(Lines of data)

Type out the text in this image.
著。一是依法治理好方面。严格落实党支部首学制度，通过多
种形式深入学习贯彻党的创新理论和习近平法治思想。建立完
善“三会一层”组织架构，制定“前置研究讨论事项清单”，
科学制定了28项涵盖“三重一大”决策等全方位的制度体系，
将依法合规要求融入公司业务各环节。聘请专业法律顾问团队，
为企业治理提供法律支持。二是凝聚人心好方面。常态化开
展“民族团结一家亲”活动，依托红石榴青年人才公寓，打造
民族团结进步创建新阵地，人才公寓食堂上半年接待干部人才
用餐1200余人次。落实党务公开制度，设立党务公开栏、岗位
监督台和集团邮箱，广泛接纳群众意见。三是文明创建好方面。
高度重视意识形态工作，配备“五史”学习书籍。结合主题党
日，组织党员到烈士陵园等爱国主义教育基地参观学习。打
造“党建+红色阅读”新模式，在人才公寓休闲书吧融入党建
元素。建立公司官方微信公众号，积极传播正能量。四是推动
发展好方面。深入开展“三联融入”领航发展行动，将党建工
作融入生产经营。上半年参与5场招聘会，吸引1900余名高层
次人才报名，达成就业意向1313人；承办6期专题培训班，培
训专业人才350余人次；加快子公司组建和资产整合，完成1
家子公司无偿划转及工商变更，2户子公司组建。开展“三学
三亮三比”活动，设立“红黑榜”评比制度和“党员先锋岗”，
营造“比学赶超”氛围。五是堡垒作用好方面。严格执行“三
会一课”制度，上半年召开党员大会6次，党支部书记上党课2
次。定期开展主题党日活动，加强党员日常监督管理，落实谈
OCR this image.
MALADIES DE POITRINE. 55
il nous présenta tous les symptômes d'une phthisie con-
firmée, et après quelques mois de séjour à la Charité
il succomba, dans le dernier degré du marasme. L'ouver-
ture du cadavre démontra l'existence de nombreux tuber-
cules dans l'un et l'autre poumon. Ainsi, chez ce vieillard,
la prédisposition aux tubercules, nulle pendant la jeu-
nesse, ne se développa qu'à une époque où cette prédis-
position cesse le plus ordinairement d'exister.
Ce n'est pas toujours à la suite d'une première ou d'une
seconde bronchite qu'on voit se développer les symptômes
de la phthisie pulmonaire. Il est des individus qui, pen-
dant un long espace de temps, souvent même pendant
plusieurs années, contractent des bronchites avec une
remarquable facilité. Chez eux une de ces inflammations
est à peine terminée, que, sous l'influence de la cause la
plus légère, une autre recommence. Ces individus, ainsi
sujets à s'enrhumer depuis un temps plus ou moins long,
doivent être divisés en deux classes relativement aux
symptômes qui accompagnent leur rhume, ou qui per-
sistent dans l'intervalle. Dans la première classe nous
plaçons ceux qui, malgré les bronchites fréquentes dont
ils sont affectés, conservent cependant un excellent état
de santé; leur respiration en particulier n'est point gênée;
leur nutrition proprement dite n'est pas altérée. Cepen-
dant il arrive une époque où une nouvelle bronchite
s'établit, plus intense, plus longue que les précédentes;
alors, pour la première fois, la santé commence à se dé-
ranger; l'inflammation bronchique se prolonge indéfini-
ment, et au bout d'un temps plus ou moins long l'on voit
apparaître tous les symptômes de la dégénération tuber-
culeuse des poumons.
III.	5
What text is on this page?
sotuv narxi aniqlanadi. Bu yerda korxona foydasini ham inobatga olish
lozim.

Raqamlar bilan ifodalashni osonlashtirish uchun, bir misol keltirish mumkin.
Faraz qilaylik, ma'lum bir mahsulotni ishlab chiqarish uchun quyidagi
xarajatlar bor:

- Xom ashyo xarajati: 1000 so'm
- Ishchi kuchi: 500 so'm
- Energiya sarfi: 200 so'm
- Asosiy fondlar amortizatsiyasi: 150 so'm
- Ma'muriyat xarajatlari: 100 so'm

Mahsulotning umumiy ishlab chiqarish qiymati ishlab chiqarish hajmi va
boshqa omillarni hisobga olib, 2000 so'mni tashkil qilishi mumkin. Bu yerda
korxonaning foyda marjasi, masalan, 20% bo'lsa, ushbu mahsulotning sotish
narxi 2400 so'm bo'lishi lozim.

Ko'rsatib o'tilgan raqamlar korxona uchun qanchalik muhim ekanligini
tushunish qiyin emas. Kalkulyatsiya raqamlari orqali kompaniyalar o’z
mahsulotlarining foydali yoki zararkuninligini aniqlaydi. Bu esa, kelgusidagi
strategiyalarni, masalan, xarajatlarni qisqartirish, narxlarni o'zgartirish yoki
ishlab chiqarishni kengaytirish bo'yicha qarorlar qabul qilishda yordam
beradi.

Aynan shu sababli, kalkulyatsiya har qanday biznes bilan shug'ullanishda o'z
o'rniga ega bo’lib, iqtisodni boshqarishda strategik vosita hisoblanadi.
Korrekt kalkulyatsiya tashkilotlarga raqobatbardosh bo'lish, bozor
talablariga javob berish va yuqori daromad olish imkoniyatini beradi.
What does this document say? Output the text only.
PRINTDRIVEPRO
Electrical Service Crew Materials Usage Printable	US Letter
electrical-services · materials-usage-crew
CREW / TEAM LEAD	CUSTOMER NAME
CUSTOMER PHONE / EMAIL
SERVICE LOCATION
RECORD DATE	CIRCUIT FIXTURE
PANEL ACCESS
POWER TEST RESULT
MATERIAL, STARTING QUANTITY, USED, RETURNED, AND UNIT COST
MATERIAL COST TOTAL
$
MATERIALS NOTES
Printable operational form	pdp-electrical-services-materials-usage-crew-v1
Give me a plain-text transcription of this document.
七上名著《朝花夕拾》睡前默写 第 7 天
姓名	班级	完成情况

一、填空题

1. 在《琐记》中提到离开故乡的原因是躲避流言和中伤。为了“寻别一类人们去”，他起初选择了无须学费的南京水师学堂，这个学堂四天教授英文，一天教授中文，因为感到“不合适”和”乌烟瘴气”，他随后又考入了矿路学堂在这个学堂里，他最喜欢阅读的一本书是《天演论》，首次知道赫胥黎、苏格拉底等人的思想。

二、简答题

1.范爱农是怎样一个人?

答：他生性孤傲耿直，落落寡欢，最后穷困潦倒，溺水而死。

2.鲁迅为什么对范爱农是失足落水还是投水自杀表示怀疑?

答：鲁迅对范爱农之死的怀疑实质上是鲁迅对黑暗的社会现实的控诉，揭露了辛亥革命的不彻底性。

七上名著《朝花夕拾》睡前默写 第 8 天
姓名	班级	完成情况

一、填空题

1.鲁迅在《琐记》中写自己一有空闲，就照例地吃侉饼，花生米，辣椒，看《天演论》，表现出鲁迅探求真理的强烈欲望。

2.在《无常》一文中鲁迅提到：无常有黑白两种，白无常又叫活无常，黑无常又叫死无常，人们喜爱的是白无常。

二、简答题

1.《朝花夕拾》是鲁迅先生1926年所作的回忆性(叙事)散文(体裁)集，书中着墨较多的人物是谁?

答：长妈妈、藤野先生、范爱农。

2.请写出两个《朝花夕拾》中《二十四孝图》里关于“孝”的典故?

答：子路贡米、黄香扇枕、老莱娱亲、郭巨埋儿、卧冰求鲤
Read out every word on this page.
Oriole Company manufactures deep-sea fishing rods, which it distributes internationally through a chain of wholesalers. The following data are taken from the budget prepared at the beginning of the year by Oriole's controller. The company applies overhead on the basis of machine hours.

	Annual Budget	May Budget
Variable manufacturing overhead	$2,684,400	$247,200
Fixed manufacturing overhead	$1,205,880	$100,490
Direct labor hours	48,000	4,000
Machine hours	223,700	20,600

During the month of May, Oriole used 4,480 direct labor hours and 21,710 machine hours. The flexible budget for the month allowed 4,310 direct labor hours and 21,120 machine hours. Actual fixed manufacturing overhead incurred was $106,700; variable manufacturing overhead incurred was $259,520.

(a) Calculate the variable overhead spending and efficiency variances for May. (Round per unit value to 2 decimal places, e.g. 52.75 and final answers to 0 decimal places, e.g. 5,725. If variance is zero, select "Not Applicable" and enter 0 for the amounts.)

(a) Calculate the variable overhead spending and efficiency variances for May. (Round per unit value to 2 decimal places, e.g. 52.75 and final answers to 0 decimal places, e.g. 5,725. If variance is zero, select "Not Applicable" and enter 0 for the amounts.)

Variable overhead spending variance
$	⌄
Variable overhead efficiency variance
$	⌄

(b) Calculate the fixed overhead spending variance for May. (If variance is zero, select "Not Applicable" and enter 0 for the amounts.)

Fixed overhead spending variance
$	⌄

* [Exercise aim]
Locate the word "dans" in the entries, and copy every line where it is found.

* [Result]
il succomba, dans le dernier degré du marasme. L'ouver-
cules dans l'un et l'autre poumon. Ainsi, chez ce vieillard,
sistent dans l'intervalle. Dans la première classe nous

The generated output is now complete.